RECORDS:
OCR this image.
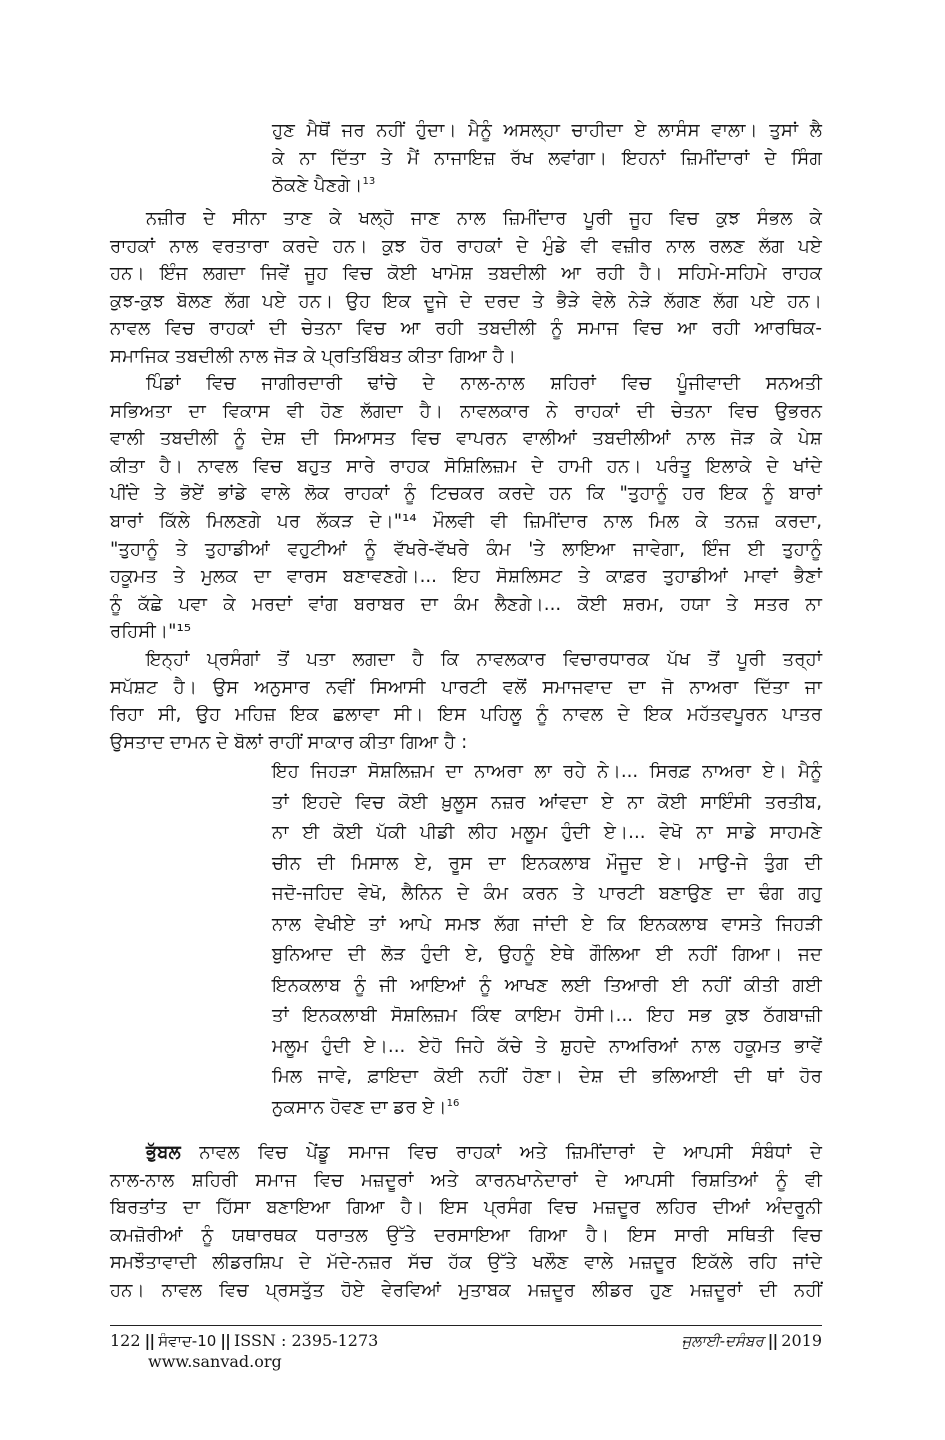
ਹੁਣ ਮੈਥੋਂ ਜਰ ਨਹੀਂ ਹੁੰਦਾ। ਮੈਨੂੰ ਅਸਲ੍ਹਾ ਚਾਹੀਦਾ ਏ ਲਾਸੰਸ ਵਾਲਾ। ਤੁਸਾਂ ਲੈ
ਕੇ ਨਾ ਦਿੱਤਾ ਤੇ ਮੈਂ ਨਾਜਾਇਜ਼ ਰੱਖ ਲਵਾਂਗਾ। ਇਹਨਾਂ ਜ਼ਿਮੀਂਦਾਰਾਂ ਦੇ ਸਿੰਗ
ਠੋਕਣੇ ਪੈਣਗੇ।$^{13}$
ਨਜ਼ੀਰ ਦੇ ਸੀਨਾ ਤਾਣ ਕੇ ਖਲ੍ਹੋ ਜਾਣ ਨਾਲ ਜ਼ਿਮੀਂਦਾਰ ਪੂਰੀ ਜੂਹ ਵਿਚ ਕੁਝ ਸੰਭਲ ਕੇ
ਰਾਹਕਾਂ ਨਾਲ ਵਰਤਾਰਾ ਕਰਦੇ ਹਨ। ਕੁਝ ਹੋਰ ਰਾਹਕਾਂ ਦੇ ਮੁੰਡੇ ਵੀ ਵਜ਼ੀਰ ਨਾਲ ਰਲਣ ਲੱਗ ਪਏ
ਹਨ। ਇੰਜ ਲਗਦਾ ਜਿਵੇਂ ਜੂਹ ਵਿਚ ਕੋਈ ਖਾਮੋਸ਼ ਤਬਦੀਲੀ ਆ ਰਹੀ ਹੈ। ਸਹਿਮੇ-ਸਹਿਮੇ ਰਾਹਕ
ਕੁਝ-ਕੁਝ ਬੋਲਣ ਲੱਗ ਪਏ ਹਨ। ਉਹ ਇਕ ਦੂਜੇ ਦੇ ਦਰਦ ਤੇ ਭੈੜੇ ਵੇਲੇ ਨੇੜੇ ਲੱਗਣ ਲੱਗ ਪਏ ਹਨ।
ਨਾਵਲ ਵਿਚ ਰਾਹਕਾਂ ਦੀ ਚੇਤਨਾ ਵਿਚ ਆ ਰਹੀ ਤਬਦੀਲੀ ਨੂੰ ਸਮਾਜ ਵਿਚ ਆ ਰਹੀ ਆਰਥਿਕ-
ਸਮਾਜਿਕ ਤਬਦੀਲੀ ਨਾਲ ਜੋੜ ਕੇ ਪ੍ਰਤਿਬਿੰਬਤ ਕੀਤਾ ਗਿਆ ਹੈ।
ਪਿੰਡਾਂ ਵਿਚ ਜਾਗੀਰਦਾਰੀ ਢਾਂਚੇ ਦੇ ਨਾਲ-ਨਾਲ ਸ਼ਹਿਰਾਂ ਵਿਚ ਪੂੰਜੀਵਾਦੀ ਸਨਅਤੀ
ਸਭਿਅਤਾ ਦਾ ਵਿਕਾਸ ਵੀ ਹੋਣ ਲੱਗਦਾ ਹੈ। ਨਾਵਲਕਾਰ ਨੇ ਰਾਹਕਾਂ ਦੀ ਚੇਤਨਾ ਵਿਚ ਉਭਰਨ
ਵਾਲੀ ਤਬਦੀਲੀ ਨੂੰ ਦੇਸ਼ ਦੀ ਸਿਆਸਤ ਵਿਚ ਵਾਪਰਨ ਵਾਲੀਆਂ ਤਬਦੀਲੀਆਂ ਨਾਲ ਜੋੜ ਕੇ ਪੇਸ਼
ਕੀਤਾ ਹੈ। ਨਾਵਲ ਵਿਚ ਬਹੁਤ ਸਾਰੇ ਰਾਹਕ ਸੋਸ਼ਿਲਿਜ਼ਮ ਦੇ ਹਾਮੀ ਹਨ। ਪਰੰਤੂ ਇਲਾਕੇ ਦੇ ਖਾਂਦੇ
ਪੀਂਦੇ ਤੇ ਭੋਏਂ ਭਾਂਡੇ ਵਾਲੇ ਲੋਕ ਰਾਹਕਾਂ ਨੂੰ ਟਿਚਕਰ ਕਰਦੇ ਹਨ ਕਿ "ਤੁਹਾਨੂੰ ਹਰ ਇਕ ਨੂੰ ਬਾਰਾਂ
ਬਾਰਾਂ ਕਿੱਲੇ ਮਿਲਣਗੇ ਪਰ ਲੱਕੜ ਦੇ।"¹⁴ ਮੌਲਵੀ ਵੀ ਜ਼ਿਮੀਂਦਾਰ ਨਾਲ ਮਿਲ ਕੇ ਤਨਜ਼ ਕਰਦਾ,
"ਤੁਹਾਨੂੰ ਤੇ ਤੁਹਾਡੀਆਂ ਵਹੁਟੀਆਂ ਨੂੰ ਵੱਖਰੇ-ਵੱਖਰੇ ਕੰਮ 'ਤੇ ਲਾਇਆ ਜਾਵੇਗਾ, ਇੰਜ ਈ ਤੁਹਾਨੂੰ
ਹਕੂਮਤ ਤੇ ਮੁਲਕ ਦਾ ਵਾਰਸ ਬਣਾਵਣਗੇ।... ਇਹ ਸੋਸ਼ਲਿਸਟ ਤੇ ਕਾਫ਼ਰ ਤੁਹਾਡੀਆਂ ਮਾਵਾਂ ਭੈਣਾਂ
ਨੂੰ ਕੱਛੇ ਪਵਾ ਕੇ ਮਰਦਾਂ ਵਾਂਗ ਬਰਾਬਰ ਦਾ ਕੰਮ ਲੈਣਗੇ।... ਕੋਈ ਸ਼ਰਮ, ਹਯਾ ਤੇ ਸਤਰ ਨਾ
ਰਹਿਸੀ।"¹⁵
ਇਨ੍ਹਾਂ ਪ੍ਰਸੰਗਾਂ ਤੋਂ ਪਤਾ ਲਗਦਾ ਹੈ ਕਿ ਨਾਵਲਕਾਰ ਵਿਚਾਰਧਾਰਕ ਪੱਖ ਤੋਂ ਪੂਰੀ ਤਰ੍ਹਾਂ
ਸਪੱਸ਼ਟ ਹੈ। ਉਸ ਅਨੁਸਾਰ ਨਵੀਂ ਸਿਆਸੀ ਪਾਰਟੀ ਵਲੋਂ ਸਮਾਜਵਾਦ ਦਾ ਜੋ ਨਾਅਰਾ ਦਿੱਤਾ ਜਾ
ਰਿਹਾ ਸੀ, ਉਹ ਮਹਿਜ਼ ਇਕ ਛਲਾਵਾ ਸੀ। ਇਸ ਪਹਿਲੂ ਨੂੰ ਨਾਵਲ ਦੇ ਇਕ ਮਹੱਤਵਪੂਰਨ ਪਾਤਰ
ਉਸਤਾਦ ਦਾਮਨ ਦੇ ਬੋਲਾਂ ਰਾਹੀਂ ਸਾਕਾਰ ਕੀਤਾ ਗਿਆ ਹੈ :
ਇਹ ਜਿਹੜਾ ਸੋਸ਼ਲਿਜ਼ਮ ਦਾ ਨਾਅਰਾ ਲਾ ਰਹੇ ਨੇ।... ਸਿਰਫ਼ ਨਾਅਰਾ ਏ। ਮੈਨੂੰ
ਤਾਂ ਇਹਦੇ ਵਿਚ ਕੋਈ ਖ਼ੁਲੂਸ ਨਜ਼ਰ ਆਂਵਦਾ ਏ ਨਾ ਕੋਈ ਸਾਇੰਸੀ ਤਰਤੀਬ,
ਨਾ ਈ ਕੋਈ ਪੱਕੀ ਪੀਡੀ ਲੀਹ ਮਲੂਮ ਹੁੰਦੀ ਏ।... ਵੇਖੋ ਨਾ ਸਾਡੇ ਸਾਹਮਣੇ
ਚੀਨ ਦੀ ਮਿਸਾਲ ਏ, ਰੂਸ ਦਾ ਇਨਕਲਾਬ ਮੌਜੂਦ ਏ। ਮਾਉ-ਜੇ ਤੁੰਗ ਦੀ
ਜਦੋ-ਜਹਿਦ ਵੇਖੋ, ਲੈਨਿਨ ਦੇ ਕੰਮ ਕਰਨ ਤੇ ਪਾਰਟੀ ਬਣਾਉਣ ਦਾ ਢੰਗ ਗਹੁ
ਨਾਲ ਵੇਖੀਏ ਤਾਂ ਆਪੇ ਸਮਝ ਲੱਗ ਜਾਂਦੀ ਏ ਕਿ ਇਨਕਲਾਬ ਵਾਸਤੇ ਜਿਹੜੀ
ਬੁਨਿਆਦ ਦੀ ਲੋੜ ਹੁੰਦੀ ਏ, ਉਹਨੂੰ ਏਥੇ ਗੌਲਿਆ ਈ ਨਹੀਂ ਗਿਆ। ਜਦ
ਇਨਕਲਾਬ ਨੂੰ ਜੀ ਆਇਆਂ ਨੂੰ ਆਖਣ ਲਈ ਤਿਆਰੀ ਈ ਨਹੀਂ ਕੀਤੀ ਗਈ
ਤਾਂ ਇਨਕਲਾਬੀ ਸੋਸ਼ਲਿਜ਼ਮ ਕਿੰਞ ਕਾਇਮ ਹੋਸੀ।... ਇਹ ਸਭ ਕੁਝ ਠੱਗਬਾਜ਼ੀ
ਮਲੂਮ ਹੁੰਦੀ ਏ।... ਏਹੋ ਜਿਹੇ ਕੱਚੇ ਤੇ ਸ਼ੁਹਦੇ ਨਾਅਰਿਆਂ ਨਾਲ ਹਕੂਮਤ ਭਾਵੇਂ
ਮਿਲ ਜਾਵੇ, ਫ਼ਾਇਦਾ ਕੋਈ ਨਹੀਂ ਹੋਣਾ। ਦੇਸ਼ ਦੀ ਭਲਿਆਈ ਦੀ ਥਾਂ ਹੋਰ
ਨੁਕਸਾਨ ਹੋਵਣ ਦਾ ਡਰ ਏ।$^{16}$
ਭੁੱਬਲ ਨਾਵਲ ਵਿਚ ਪੇਂਡੂ ਸਮਾਜ ਵਿਚ ਰਾਹਕਾਂ ਅਤੇ ਜ਼ਿਮੀਂਦਾਰਾਂ ਦੇ ਆਪਸੀ ਸੰਬੰਧਾਂ ਦੇ
ਨਾਲ-ਨਾਲ ਸ਼ਹਿਰੀ ਸਮਾਜ ਵਿਚ ਮਜ਼ਦੂਰਾਂ ਅਤੇ ਕਾਰਨਖਾਨੇਦਾਰਾਂ ਦੇ ਆਪਸੀ ਰਿਸ਼ਤਿਆਂ ਨੂੰ ਵੀ
ਬਿਰਤਾਂਤ ਦਾ ਹਿੱਸਾ ਬਣਾਇਆ ਗਿਆ ਹੈ। ਇਸ ਪ੍ਰਸੰਗ ਵਿਚ ਮਜ਼ਦੂਰ ਲਹਿਰ ਦੀਆਂ ਅੰਦਰੂਨੀ
ਕਮਜ਼ੋਰੀਆਂ ਨੂੰ ਯਥਾਰਥਕ ਧਰਾਤਲ ਉੱਤੇ ਦਰਸਾਇਆ ਗਿਆ ਹੈ। ਇਸ ਸਾਰੀ ਸਥਿਤੀ ਵਿਚ
ਸਮਝੌਤਾਵਾਦੀ ਲੀਡਰਸ਼ਿਪ ਦੇ ਮੱਦੇ-ਨਜ਼ਰ ਸੱਚ ਹੱਕ ਉੱਤੇ ਖਲੌਣ ਵਾਲੇ ਮਜ਼ਦੂਰ ਇਕੱਲੇ ਰਹਿ ਜਾਂਦੇ
ਹਨ। ਨਾਵਲ ਵਿਚ ਪ੍ਰਸਤੁੱਤ ਹੋਏ ਵੇਰਵਿਆਂ ਮੁਤਾਬਕ ਮਜ਼ਦੂਰ ਲੀਡਰ ਹੁਣ ਮਜ਼ਦੂਰਾਂ ਦੀ ਨਹੀਂ
122 || ਸੰਵਾਦ-10 || ISSN : 2395-1273
www.sanvad.org
ਜੁਲਾਈ-ਦਸੰਬਰ || 2019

SHORT TASK: Go through the data and count each line that has the word "ਇਨਕਲ", then give the total alone.

SOLUTION: 4